Task to complete:
State how many lines of the data contain the word "this", and write nothing besides the number.

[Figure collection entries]
──────────

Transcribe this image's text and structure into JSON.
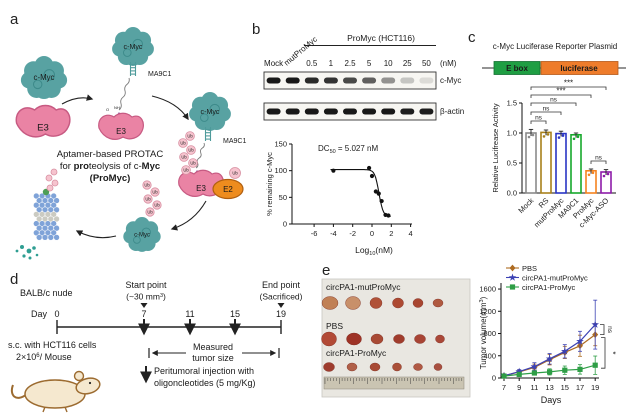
{
  "panel_a": {
    "label": "a",
    "cmyc": "c-Myc",
    "e3": "E3",
    "e2": "E2",
    "ub": "Ub",
    "nh": "NH",
    "o": "O",
    "aptamer": "MA9C1",
    "caption1": "Aptamer-based PROTAC",
    "caption2_seg1": "for ",
    "caption2_seg2": "pro",
    "caption2_seg3": "teolysis of c-",
    "caption2_seg4": "Myc",
    "caption3": "(ProMyc)"
  },
  "panel_b": {
    "label": "b",
    "group_header": "ProMyc (HCT116)",
    "lanes": [
      "Mock",
      "mutProMyc",
      "0.5",
      "1",
      "2.5",
      "5",
      "10",
      "25",
      "50"
    ],
    "unit": "(nM)",
    "blot_rows": [
      {
        "label": "c-Myc",
        "intensities": [
          1,
          1,
          0.92,
          0.88,
          0.78,
          0.68,
          0.45,
          0.22,
          0.12
        ]
      },
      {
        "label": "β-actin",
        "intensities": [
          1,
          1,
          1,
          1,
          1,
          1,
          1,
          0.98,
          0.98
        ]
      }
    ]
  },
  "panel_c": {
    "label": "c",
    "title": "c-Myc Luciferase Reporter Plasmid",
    "ebox": "E box",
    "luciferase": "luciferase",
    "ebox_color": "#1f9e43",
    "luciferase_color": "#ee7c2b"
  },
  "panel_d": {
    "label": "d",
    "mouse_model": "BALB/c nude",
    "day": "Day",
    "day0": "0",
    "days": [
      "7",
      "11",
      "15",
      "19"
    ],
    "start_title": "Start point",
    "start_sub_pre": "(~30 mm",
    "start_sub_sup": "3",
    "start_sub_post": ")",
    "end_title": "End point",
    "end_sub": "(Sacrificed)",
    "sc_line1": "s.c. with HCT116 cells",
    "sc_pre": "2×10",
    "sc_sup": "6",
    "sc_post": "/ Mouse",
    "measured1": "Measured",
    "measured2": "tumor size",
    "inj1": "Peritumoral injection with",
    "inj2": "oligoncleotides (5 mg/Kg)"
  },
  "panel_e": {
    "label": "e",
    "rows": [
      {
        "name": "circPA1-mutProMyc",
        "tumors": [
          [
            8,
            6.5,
            "#c08055"
          ],
          [
            7.5,
            6.5,
            "#c8906a"
          ],
          [
            6,
            5.5,
            "#b05238"
          ],
          [
            5.5,
            5,
            "#ad4a32"
          ],
          [
            5,
            4.5,
            "#a84630"
          ],
          [
            5,
            4,
            "#b05a40"
          ]
        ]
      },
      {
        "name": "PBS",
        "tumors": [
          [
            7.5,
            7,
            "#b24a36"
          ],
          [
            7.5,
            6,
            "#9e3326"
          ],
          [
            6,
            5,
            "#a84a34"
          ],
          [
            5.5,
            4.5,
            "#a03c2c"
          ],
          [
            5.5,
            4.5,
            "#a84434"
          ],
          [
            4.5,
            4,
            "#aa4838"
          ]
        ]
      },
      {
        "name": "circPA1-ProMyc",
        "tumors": [
          [
            5.5,
            4.5,
            "#9e3c2e"
          ],
          [
            5,
            4,
            "#b06048"
          ],
          [
            5,
            4,
            "#a84a34"
          ],
          [
            4.5,
            4,
            "#aa5038"
          ],
          [
            4.5,
            3.5,
            "#b05a44"
          ],
          [
            4,
            3.5,
            "#a85040"
          ]
        ]
      }
    ]
  },
  "chart_data": [
    {
      "id": "dose-response",
      "type": "scatter",
      "annotation": {
        "pre": "DC",
        "sub": "50",
        "post": " = 5.027 nM"
      },
      "xlabel": {
        "pre": "Log",
        "sub": "10",
        "post": "(nM)"
      },
      "ylabel": "% remaining c-Myc",
      "x": [
        -4,
        -0.3,
        0,
        0.4,
        0.7,
        1,
        1.4,
        1.7
      ],
      "y": [
        100,
        105,
        90,
        61,
        57,
        43,
        17,
        16
      ],
      "xticks": [
        -6,
        -4,
        -2,
        0,
        2,
        4
      ],
      "yticks": [
        0,
        50,
        100,
        150
      ],
      "xlim": [
        -6,
        4
      ],
      "ylim": [
        0,
        150
      ],
      "fit": {
        "top": 102,
        "bottom": 14,
        "logdc50": 0.72,
        "hill": 2
      }
    },
    {
      "id": "luciferase-activity",
      "type": "bar",
      "categories": [
        "Mock",
        "RS",
        "mutProMyc",
        "MA9C1",
        "ProMyc",
        "c-Myc-ASO"
      ],
      "values": [
        1.0,
        1.01,
        0.99,
        0.97,
        0.37,
        0.35
      ],
      "errors": [
        0.06,
        0.04,
        0.04,
        0.03,
        0.03,
        0.04
      ],
      "bar_colors": [
        "#8a8a8a",
        "#a8811c",
        "#2a35c4",
        "#17a82c",
        "#f5831f",
        "#8d1ca8"
      ],
      "ylabel": "Relative Lucifrease Activity",
      "yticks": [
        "0.0",
        "0.5",
        "1.0",
        "1.5"
      ],
      "ylim": [
        0,
        1.5
      ],
      "significance": [
        {
          "a": 0,
          "b": 1,
          "label": "ns"
        },
        {
          "a": 0,
          "b": 2,
          "label": "ns"
        },
        {
          "a": 0,
          "b": 3,
          "label": "ns"
        },
        {
          "a": 0,
          "b": 4,
          "label": "***"
        },
        {
          "a": 0,
          "b": 5,
          "label": "***"
        },
        {
          "a": 4,
          "b": 5,
          "label": "ns"
        }
      ]
    },
    {
      "id": "tumor-volume",
      "type": "line",
      "x": [
        7,
        9,
        11,
        13,
        15,
        17,
        19
      ],
      "xlabel": "Days",
      "ylabel": {
        "pre": "Tumor volume(mm",
        "sup": "3",
        "post": ")"
      },
      "yticks": [
        0,
        400,
        800,
        1200,
        1600
      ],
      "ylim": [
        0,
        1600
      ],
      "series": [
        {
          "name": "PBS",
          "color": "#ad6b21",
          "marker": "diamond",
          "values": [
            40,
            110,
            190,
            330,
            460,
            580,
            780
          ],
          "errors": [
            15,
            35,
            60,
            95,
            110,
            190,
            200
          ]
        },
        {
          "name": "circPA1-mutProMyc",
          "color": "#3c42b4",
          "marker": "star",
          "values": [
            40,
            115,
            205,
            345,
            480,
            660,
            960
          ],
          "errors": [
            15,
            35,
            70,
            95,
            120,
            180,
            440
          ]
        },
        {
          "name": "circPA1-ProMyc",
          "color": "#2e9e46",
          "marker": "square",
          "values": [
            35,
            65,
            90,
            110,
            140,
            155,
            230
          ],
          "errors": [
            10,
            25,
            35,
            55,
            75,
            85,
            165
          ]
        }
      ],
      "significance": [
        {
          "label": "ns"
        },
        {
          "label": "*"
        }
      ]
    }
  ]
}
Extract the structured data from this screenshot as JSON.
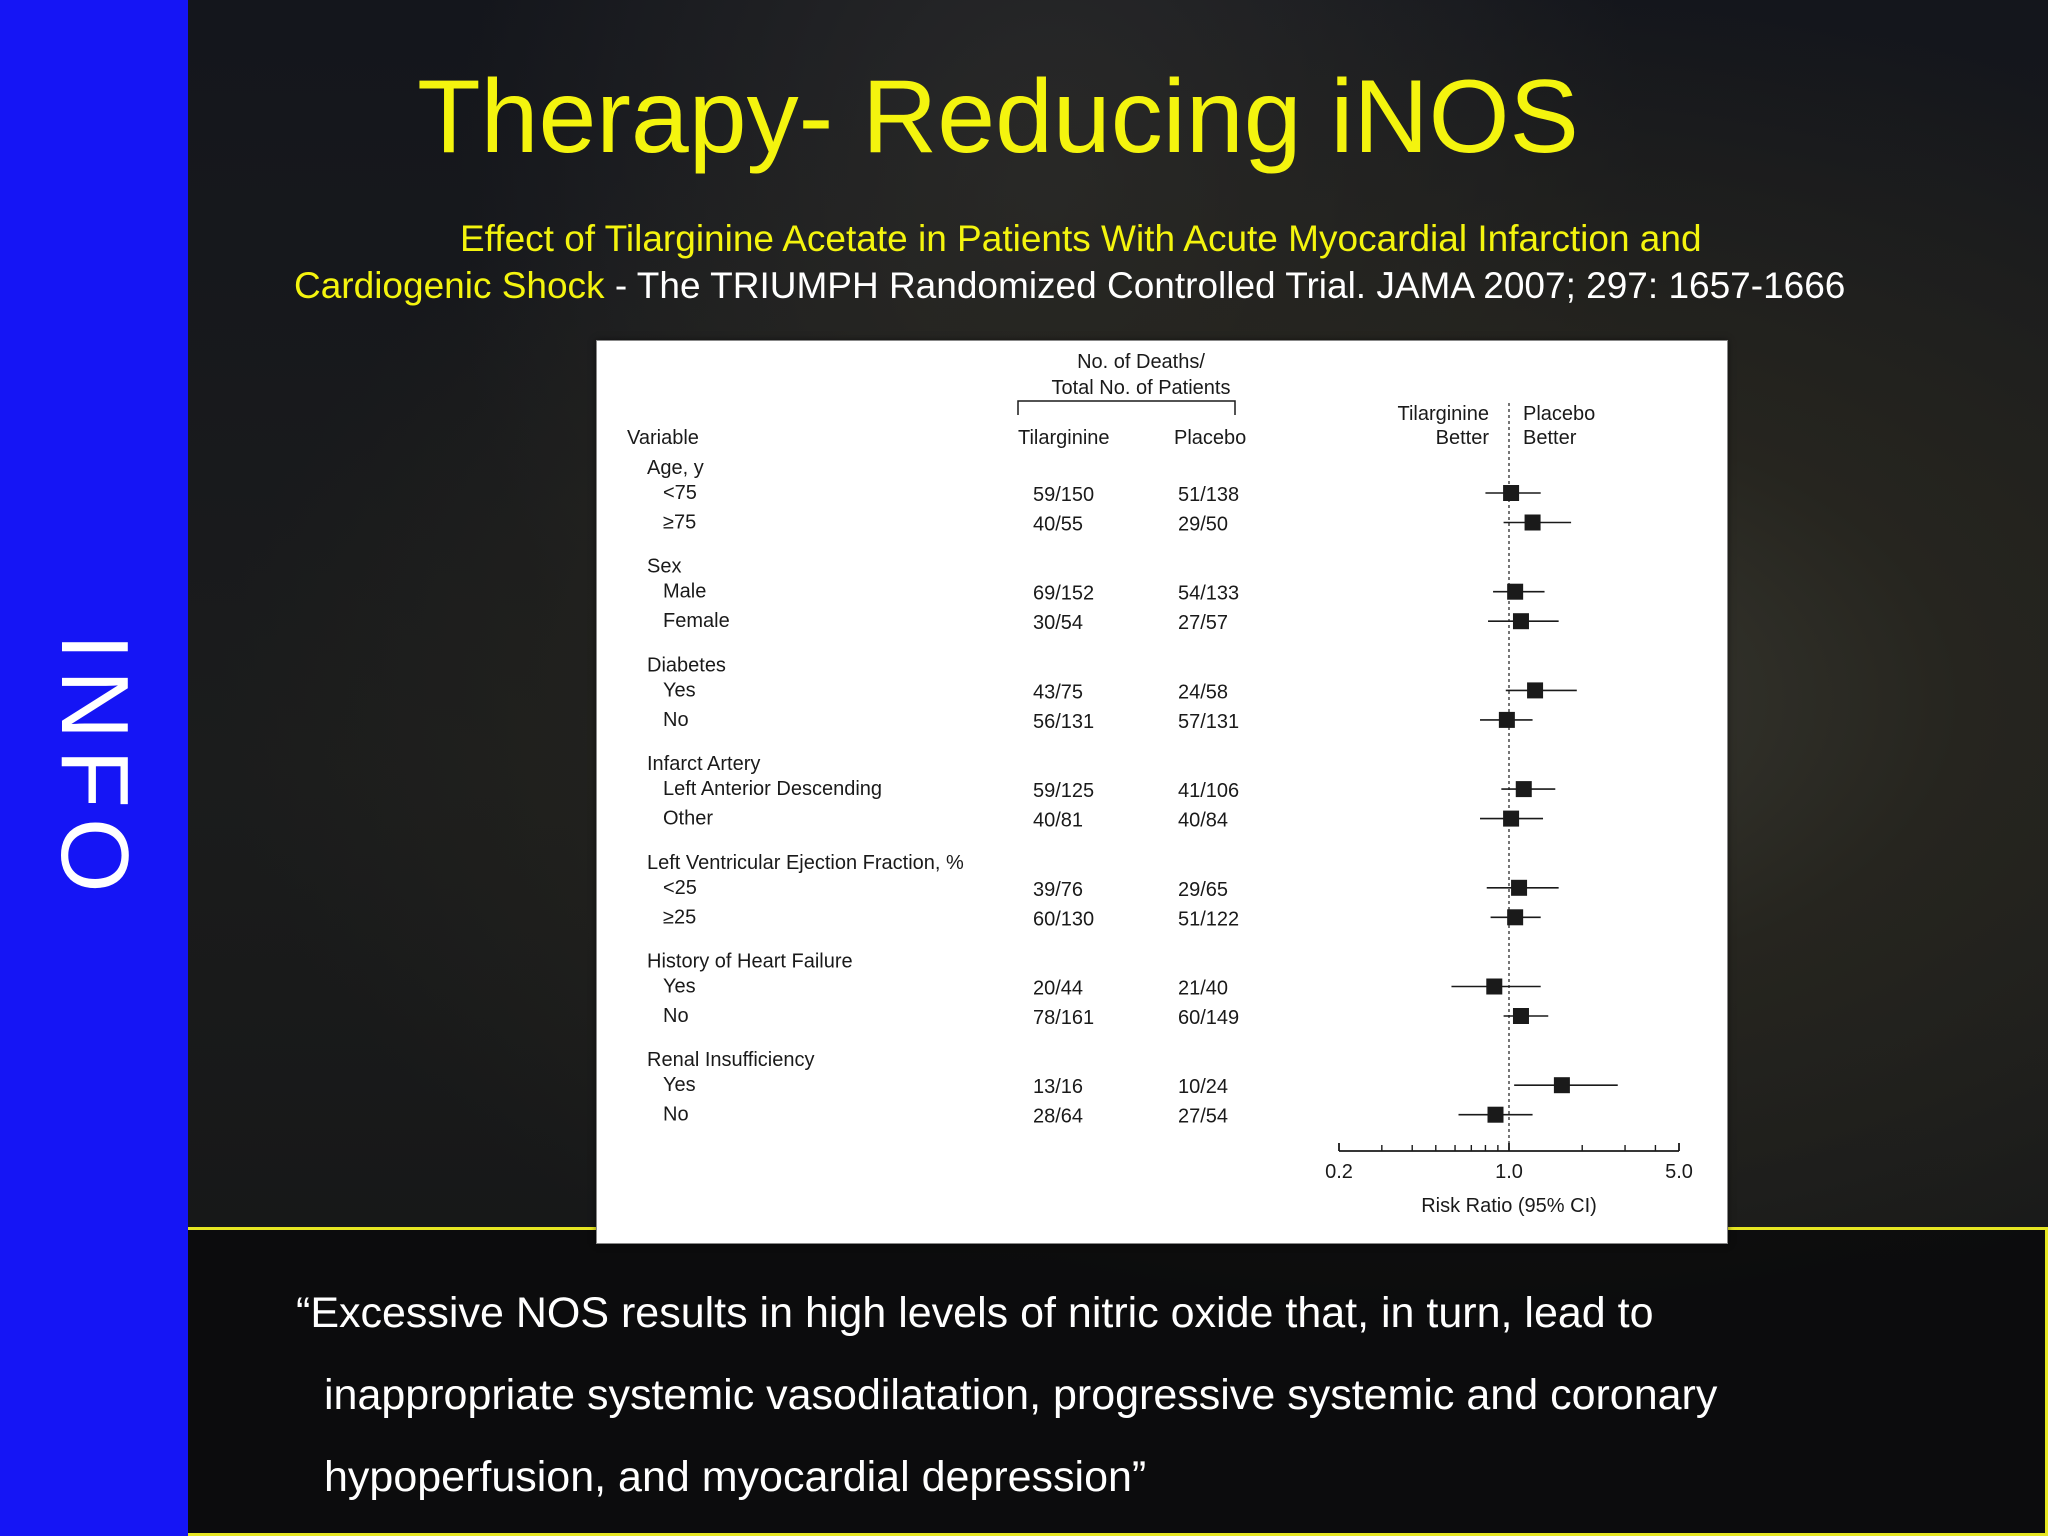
{
  "side_label": "INFO",
  "title": "Therapy- Reducing iNOS",
  "subtitle": {
    "line1": "Effect of Tilarginine Acetate in Patients With Acute Myocardial Infarction and",
    "line2_yellow": "Cardiogenic Shock",
    "line2_white": " - The TRIUMPH Randomized Controlled Trial. JAMA 2007; 297: 1657-1666"
  },
  "quote": {
    "line1": "“Excessive NOS results in high levels of nitric oxide that, in turn, lead to",
    "line2": "inappropriate systemic vasodilatation, progressive systemic and coronary",
    "line3": "hypoperfusion, and myocardial depression”"
  },
  "chart_data": {
    "type": "forest",
    "header_group": [
      "No. of Deaths/",
      "Total No. of Patients"
    ],
    "col_variable": "Variable",
    "col_tilarginine": "Tilarginine",
    "col_placebo": "Placebo",
    "left_label": [
      "Tilarginine",
      "Better"
    ],
    "right_label": [
      "Placebo",
      "Better"
    ],
    "xlabel": "Risk Ratio (95% CI)",
    "x_scale": "log",
    "xlim": [
      0.2,
      5.0
    ],
    "x_ticklabels": [
      "0.2",
      "1.0",
      "5.0"
    ],
    "minor_ticks": [
      0.3,
      0.4,
      0.5,
      0.6,
      0.7,
      0.8,
      0.9,
      2,
      3,
      4
    ],
    "groups": [
      {
        "name": "Age, y",
        "rows": [
          {
            "label": "<75",
            "tilarginine": "59/150",
            "placebo": "51/138",
            "rr": 1.02,
            "lo": 0.8,
            "hi": 1.35
          },
          {
            "label": "≥75",
            "tilarginine": "40/55",
            "placebo": "29/50",
            "rr": 1.25,
            "lo": 0.95,
            "hi": 1.8
          }
        ]
      },
      {
        "name": "Sex",
        "rows": [
          {
            "label": "Male",
            "tilarginine": "69/152",
            "placebo": "54/133",
            "rr": 1.06,
            "lo": 0.86,
            "hi": 1.4
          },
          {
            "label": "Female",
            "tilarginine": "30/54",
            "placebo": "27/57",
            "rr": 1.12,
            "lo": 0.82,
            "hi": 1.6
          }
        ]
      },
      {
        "name": "Diabetes",
        "rows": [
          {
            "label": "Yes",
            "tilarginine": "43/75",
            "placebo": "24/58",
            "rr": 1.28,
            "lo": 0.97,
            "hi": 1.9
          },
          {
            "label": "No",
            "tilarginine": "56/131",
            "placebo": "57/131",
            "rr": 0.98,
            "lo": 0.76,
            "hi": 1.25
          }
        ]
      },
      {
        "name": "Infarct Artery",
        "rows": [
          {
            "label": "Left Anterior Descending",
            "tilarginine": "59/125",
            "placebo": "41/106",
            "rr": 1.15,
            "lo": 0.93,
            "hi": 1.55
          },
          {
            "label": "Other",
            "tilarginine": "40/81",
            "placebo": "40/84",
            "rr": 1.02,
            "lo": 0.76,
            "hi": 1.38
          }
        ]
      },
      {
        "name": "Left Ventricular Ejection Fraction, %",
        "rows": [
          {
            "label": "<25",
            "tilarginine": "39/76",
            "placebo": "29/65",
            "rr": 1.1,
            "lo": 0.81,
            "hi": 1.6
          },
          {
            "label": "≥25",
            "tilarginine": "60/130",
            "placebo": "51/122",
            "rr": 1.06,
            "lo": 0.84,
            "hi": 1.35
          }
        ]
      },
      {
        "name": "History of Heart Failure",
        "rows": [
          {
            "label": "Yes",
            "tilarginine": "20/44",
            "placebo": "21/40",
            "rr": 0.87,
            "lo": 0.58,
            "hi": 1.35
          },
          {
            "label": "No",
            "tilarginine": "78/161",
            "placebo": "60/149",
            "rr": 1.12,
            "lo": 0.95,
            "hi": 1.45
          }
        ]
      },
      {
        "name": "Renal Insufficiency",
        "rows": [
          {
            "label": "Yes",
            "tilarginine": "13/16",
            "placebo": "10/24",
            "rr": 1.65,
            "lo": 1.05,
            "hi": 2.8
          },
          {
            "label": "No",
            "tilarginine": "28/64",
            "placebo": "27/54",
            "rr": 0.88,
            "lo": 0.62,
            "hi": 1.25
          }
        ]
      }
    ]
  }
}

──────────

Task answer:
2